#### Aim
From the listing below, copy every line with the word "Party".

#### Dataset
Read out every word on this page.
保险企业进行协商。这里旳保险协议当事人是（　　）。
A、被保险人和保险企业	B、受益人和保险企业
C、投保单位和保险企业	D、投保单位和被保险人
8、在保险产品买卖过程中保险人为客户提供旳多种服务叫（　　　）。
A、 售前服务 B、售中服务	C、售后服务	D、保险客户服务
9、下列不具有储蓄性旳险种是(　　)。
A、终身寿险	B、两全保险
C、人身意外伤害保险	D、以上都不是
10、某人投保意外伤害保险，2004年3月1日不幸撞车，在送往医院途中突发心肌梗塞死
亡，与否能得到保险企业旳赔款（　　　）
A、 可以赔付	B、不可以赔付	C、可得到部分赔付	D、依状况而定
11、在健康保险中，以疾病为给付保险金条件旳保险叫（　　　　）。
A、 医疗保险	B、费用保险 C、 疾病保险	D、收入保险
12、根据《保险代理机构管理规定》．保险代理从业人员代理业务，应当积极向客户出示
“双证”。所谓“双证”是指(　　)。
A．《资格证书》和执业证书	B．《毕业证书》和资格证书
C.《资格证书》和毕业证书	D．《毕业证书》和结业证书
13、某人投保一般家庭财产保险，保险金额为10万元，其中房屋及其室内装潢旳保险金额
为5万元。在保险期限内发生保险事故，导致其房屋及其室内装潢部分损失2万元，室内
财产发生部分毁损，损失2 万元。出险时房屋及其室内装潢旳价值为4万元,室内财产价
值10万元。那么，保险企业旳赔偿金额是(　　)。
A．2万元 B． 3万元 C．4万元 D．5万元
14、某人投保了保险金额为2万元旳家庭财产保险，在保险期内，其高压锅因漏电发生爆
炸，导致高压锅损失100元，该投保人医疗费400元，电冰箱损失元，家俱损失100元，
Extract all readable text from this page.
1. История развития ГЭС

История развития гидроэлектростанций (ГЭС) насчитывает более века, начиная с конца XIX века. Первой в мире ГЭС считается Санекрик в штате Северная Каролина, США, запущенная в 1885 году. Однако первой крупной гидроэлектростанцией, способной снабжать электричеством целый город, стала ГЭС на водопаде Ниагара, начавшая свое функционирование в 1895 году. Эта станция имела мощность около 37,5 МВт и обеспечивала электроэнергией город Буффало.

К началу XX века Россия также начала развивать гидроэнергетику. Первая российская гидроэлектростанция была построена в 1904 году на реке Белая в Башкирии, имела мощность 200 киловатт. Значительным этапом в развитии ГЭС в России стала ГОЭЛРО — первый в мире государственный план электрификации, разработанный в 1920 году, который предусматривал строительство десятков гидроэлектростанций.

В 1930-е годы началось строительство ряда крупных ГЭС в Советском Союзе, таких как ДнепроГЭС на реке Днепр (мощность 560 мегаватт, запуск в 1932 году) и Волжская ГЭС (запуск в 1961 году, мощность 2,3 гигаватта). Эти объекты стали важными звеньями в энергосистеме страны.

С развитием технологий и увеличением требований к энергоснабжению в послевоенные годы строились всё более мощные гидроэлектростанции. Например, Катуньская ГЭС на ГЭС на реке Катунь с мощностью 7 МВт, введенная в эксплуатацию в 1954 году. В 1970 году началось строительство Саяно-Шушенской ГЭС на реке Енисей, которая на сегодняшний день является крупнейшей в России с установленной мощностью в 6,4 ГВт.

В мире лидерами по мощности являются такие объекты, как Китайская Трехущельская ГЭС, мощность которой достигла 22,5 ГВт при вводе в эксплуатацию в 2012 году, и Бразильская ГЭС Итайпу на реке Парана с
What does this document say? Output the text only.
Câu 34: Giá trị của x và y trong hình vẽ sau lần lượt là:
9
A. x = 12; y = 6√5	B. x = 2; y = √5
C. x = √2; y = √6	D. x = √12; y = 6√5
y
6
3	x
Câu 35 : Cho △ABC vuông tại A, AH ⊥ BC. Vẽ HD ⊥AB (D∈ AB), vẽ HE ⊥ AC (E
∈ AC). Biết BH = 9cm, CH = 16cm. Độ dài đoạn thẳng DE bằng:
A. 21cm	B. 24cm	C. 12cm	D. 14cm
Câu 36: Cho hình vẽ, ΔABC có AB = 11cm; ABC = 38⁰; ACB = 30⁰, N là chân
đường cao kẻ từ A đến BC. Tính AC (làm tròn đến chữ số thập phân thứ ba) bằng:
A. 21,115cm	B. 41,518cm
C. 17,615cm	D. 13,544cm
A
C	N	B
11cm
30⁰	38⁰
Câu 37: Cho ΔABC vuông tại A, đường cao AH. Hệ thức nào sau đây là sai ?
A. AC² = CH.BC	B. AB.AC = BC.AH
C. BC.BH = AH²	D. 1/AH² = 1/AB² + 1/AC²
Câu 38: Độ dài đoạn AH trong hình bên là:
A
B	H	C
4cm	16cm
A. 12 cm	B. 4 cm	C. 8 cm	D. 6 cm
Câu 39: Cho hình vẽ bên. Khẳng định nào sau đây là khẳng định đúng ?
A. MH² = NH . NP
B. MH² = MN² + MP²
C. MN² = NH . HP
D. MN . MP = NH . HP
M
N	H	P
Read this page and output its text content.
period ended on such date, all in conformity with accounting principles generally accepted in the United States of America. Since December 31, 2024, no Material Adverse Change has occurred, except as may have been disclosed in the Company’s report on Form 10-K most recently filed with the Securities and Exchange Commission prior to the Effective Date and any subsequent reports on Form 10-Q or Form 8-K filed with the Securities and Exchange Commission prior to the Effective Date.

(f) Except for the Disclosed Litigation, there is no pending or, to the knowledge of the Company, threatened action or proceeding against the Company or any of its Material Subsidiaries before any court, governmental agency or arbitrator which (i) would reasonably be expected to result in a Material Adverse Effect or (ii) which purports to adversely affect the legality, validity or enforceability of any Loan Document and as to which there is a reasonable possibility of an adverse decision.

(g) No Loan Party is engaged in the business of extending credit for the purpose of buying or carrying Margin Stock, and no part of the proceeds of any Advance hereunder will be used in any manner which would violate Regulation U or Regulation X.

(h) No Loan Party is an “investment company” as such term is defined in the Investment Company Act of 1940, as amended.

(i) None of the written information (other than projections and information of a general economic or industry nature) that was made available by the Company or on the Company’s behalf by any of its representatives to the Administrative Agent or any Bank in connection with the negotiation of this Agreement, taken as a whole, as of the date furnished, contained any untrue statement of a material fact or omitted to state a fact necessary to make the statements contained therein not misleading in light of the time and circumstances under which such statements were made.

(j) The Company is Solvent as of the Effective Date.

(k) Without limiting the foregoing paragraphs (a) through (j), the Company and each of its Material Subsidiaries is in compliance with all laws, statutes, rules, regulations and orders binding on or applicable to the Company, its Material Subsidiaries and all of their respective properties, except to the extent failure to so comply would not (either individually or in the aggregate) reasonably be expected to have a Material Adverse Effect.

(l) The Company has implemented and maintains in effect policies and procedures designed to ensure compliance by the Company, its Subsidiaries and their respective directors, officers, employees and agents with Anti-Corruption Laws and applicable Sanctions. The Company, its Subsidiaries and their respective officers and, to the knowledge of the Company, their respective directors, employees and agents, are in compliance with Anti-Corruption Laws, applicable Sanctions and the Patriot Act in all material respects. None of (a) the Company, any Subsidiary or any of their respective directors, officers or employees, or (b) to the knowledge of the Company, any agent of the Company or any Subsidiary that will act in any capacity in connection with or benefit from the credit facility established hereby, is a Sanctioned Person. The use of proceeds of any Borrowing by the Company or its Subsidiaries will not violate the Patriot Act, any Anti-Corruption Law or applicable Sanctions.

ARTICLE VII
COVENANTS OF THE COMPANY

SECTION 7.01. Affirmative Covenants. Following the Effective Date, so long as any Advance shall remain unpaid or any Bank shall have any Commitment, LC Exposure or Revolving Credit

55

#### Finished exercise
(g) No Loan Party is engaged in the business of extending credit for the purpose of buying or carrying Margin Stock, and no part of the proceeds of any Advance hereunder will be used in any manner which would violate Regulation U or Regulation X.
(h) No Loan Party is an “investment company” as such term is defined in the Investment Company Act of 1940, as amended.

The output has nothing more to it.